◆ Problem to solve ◆
Reproduce all the lines exactly as they stand, apart from the pictures.

◆ Data in this exercise ◆
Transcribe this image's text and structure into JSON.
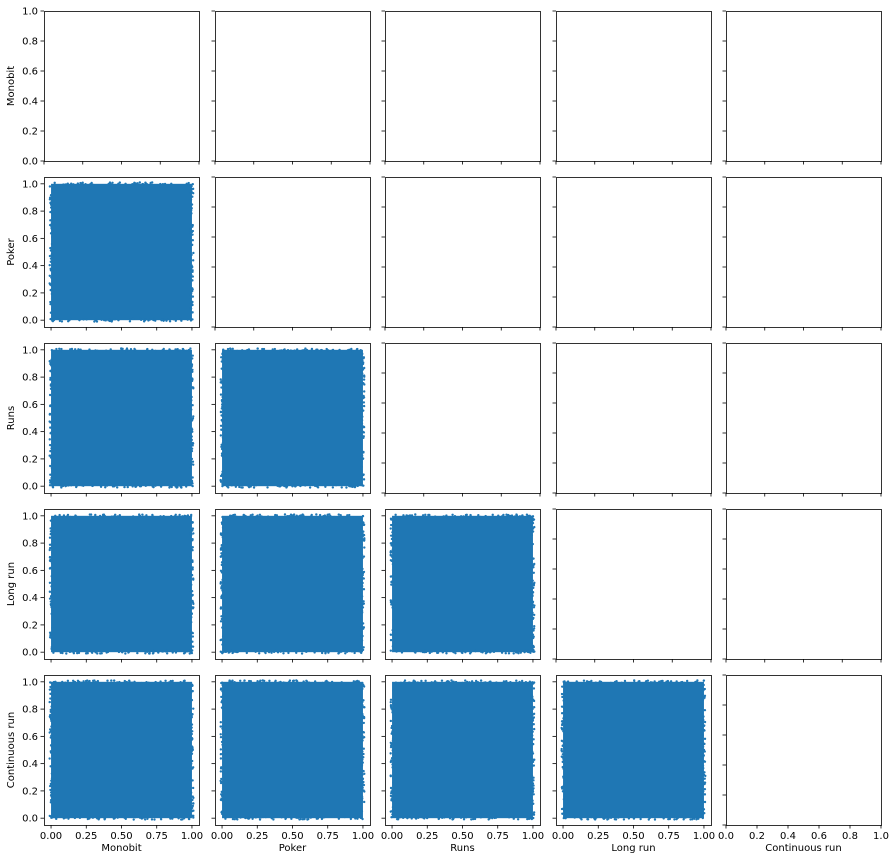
{
  "chart_data": {
    "type": "scatter",
    "layout": "5x5 pairwise scatter matrix (lower triangle filled)",
    "variables": [
      "Monobit",
      "Poker",
      "Runs",
      "Long run",
      "Continuous run"
    ],
    "marker_color": "#1f77b4",
    "axis_range": [
      0,
      1
    ],
    "ylim": [
      -0.05,
      1.05
    ],
    "xlim": [
      -0.05,
      1.05
    ],
    "empty_axis_ticks": [
      0.0,
      0.2,
      0.4,
      0.6,
      0.8,
      1.0
    ],
    "empty_axis_tick_labels": [
      "0.0",
      "0.2",
      "0.4",
      "0.6",
      "0.8",
      "1.0"
    ],
    "filled_y_ticks": [
      0.0,
      0.2,
      0.4,
      0.6,
      0.8,
      1.0
    ],
    "filled_y_tick_labels": [
      "0.0",
      "0.2",
      "0.4",
      "0.6",
      "0.8",
      "1.0"
    ],
    "filled_x_ticks": [
      0.0,
      0.25,
      0.5,
      0.75,
      1.0
    ],
    "filled_x_tick_labels": [
      "0.00",
      "0.25",
      "0.50",
      "0.75",
      "1.00"
    ],
    "grid": false,
    "panels": [
      {
        "x": "Monobit",
        "y": "Poker",
        "x_range": [
          0,
          1
        ],
        "y_range": [
          0,
          1
        ],
        "density": "dense uniform fill"
      },
      {
        "x": "Monobit",
        "y": "Runs",
        "x_range": [
          0,
          1
        ],
        "y_range": [
          0,
          1
        ],
        "density": "dense uniform fill"
      },
      {
        "x": "Poker",
        "y": "Runs",
        "x_range": [
          0,
          1
        ],
        "y_range": [
          0,
          1
        ],
        "density": "dense uniform fill"
      },
      {
        "x": "Monobit",
        "y": "Long run",
        "x_range": [
          0,
          1
        ],
        "y_range": [
          0,
          1
        ],
        "density": "dense uniform fill"
      },
      {
        "x": "Poker",
        "y": "Long run",
        "x_range": [
          0,
          1
        ],
        "y_range": [
          0,
          1
        ],
        "density": "dense uniform fill"
      },
      {
        "x": "Runs",
        "y": "Long run",
        "x_range": [
          0,
          1
        ],
        "y_range": [
          0,
          1
        ],
        "density": "dense uniform fill"
      },
      {
        "x": "Monobit",
        "y": "Continuous run",
        "x_range": [
          0,
          1
        ],
        "y_range": [
          0,
          1
        ],
        "density": "dense uniform fill"
      },
      {
        "x": "Poker",
        "y": "Continuous run",
        "x_range": [
          0,
          1
        ],
        "y_range": [
          0,
          1
        ],
        "density": "dense uniform fill"
      },
      {
        "x": "Runs",
        "y": "Continuous run",
        "x_range": [
          0,
          1
        ],
        "y_range": [
          0,
          1
        ],
        "density": "dense uniform fill"
      },
      {
        "x": "Long run",
        "y": "Continuous run",
        "x_range": [
          0,
          1
        ],
        "y_range": [
          0,
          1
        ],
        "density": "dense uniform fill"
      }
    ]
  }
}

◆ Full answer ◆
Transcribe this image's text and structure into JSON.
{
  "chart_data": {
    "type": "scatter",
    "layout": "5x5 pairwise scatter matrix (lower triangle filled)",
    "variables": [
      "Monobit",
      "Poker",
      "Runs",
      "Long run",
      "Continuous run"
    ],
    "marker_color": "#1f77b4",
    "axis_range": [
      0,
      1
    ],
    "ylim": [
      -0.05,
      1.05
    ],
    "xlim": [
      -0.05,
      1.05
    ],
    "empty_axis_ticks": [
      0.0,
      0.2,
      0.4,
      0.6,
      0.8,
      1.0
    ],
    "empty_axis_tick_labels": [
      "0.0",
      "0.2",
      "0.4",
      "0.6",
      "0.8",
      "1.0"
    ],
    "filled_y_ticks": [
      0.0,
      0.2,
      0.4,
      0.6,
      0.8,
      1.0
    ],
    "filled_y_tick_labels": [
      "0.0",
      "0.2",
      "0.4",
      "0.6",
      "0.8",
      "1.0"
    ],
    "filled_x_ticks": [
      0.0,
      0.25,
      0.5,
      0.75,
      1.0
    ],
    "filled_x_tick_labels": [
      "0.00",
      "0.25",
      "0.50",
      "0.75",
      "1.00"
    ],
    "grid": false,
    "panels": [
      {
        "x": "Monobit",
        "y": "Poker",
        "x_range": [
          0,
          1
        ],
        "y_range": [
          0,
          1
        ],
        "density": "dense uniform fill"
      },
      {
        "x": "Monobit",
        "y": "Runs",
        "x_range": [
          0,
          1
        ],
        "y_range": [
          0,
          1
        ],
        "density": "dense uniform fill"
      },
      {
        "x": "Poker",
        "y": "Runs",
        "x_range": [
          0,
          1
        ],
        "y_range": [
          0,
          1
        ],
        "density": "dense uniform fill"
      },
      {
        "x": "Monobit",
        "y": "Long run",
        "x_range": [
          0,
          1
        ],
        "y_range": [
          0,
          1
        ],
        "density": "dense uniform fill"
      },
      {
        "x": "Poker",
        "y": "Long run",
        "x_range": [
          0,
          1
        ],
        "y_range": [
          0,
          1
        ],
        "density": "dense uniform fill"
      },
      {
        "x": "Runs",
        "y": "Long run",
        "x_range": [
          0,
          1
        ],
        "y_range": [
          0,
          1
        ],
        "density": "dense uniform fill"
      },
      {
        "x": "Monobit",
        "y": "Continuous run",
        "x_range": [
          0,
          1
        ],
        "y_range": [
          0,
          1
        ],
        "density": "dense uniform fill"
      },
      {
        "x": "Poker",
        "y": "Continuous run",
        "x_range": [
          0,
          1
        ],
        "y_range": [
          0,
          1
        ],
        "density": "dense uniform fill"
      },
      {
        "x": "Runs",
        "y": "Continuous run",
        "x_range": [
          0,
          1
        ],
        "y_range": [
          0,
          1
        ],
        "density": "dense uniform fill"
      },
      {
        "x": "Long run",
        "y": "Continuous run",
        "x_range": [
          0,
          1
        ],
        "y_range": [
          0,
          1
        ],
        "density": "dense uniform fill"
      }
    ]
  }
}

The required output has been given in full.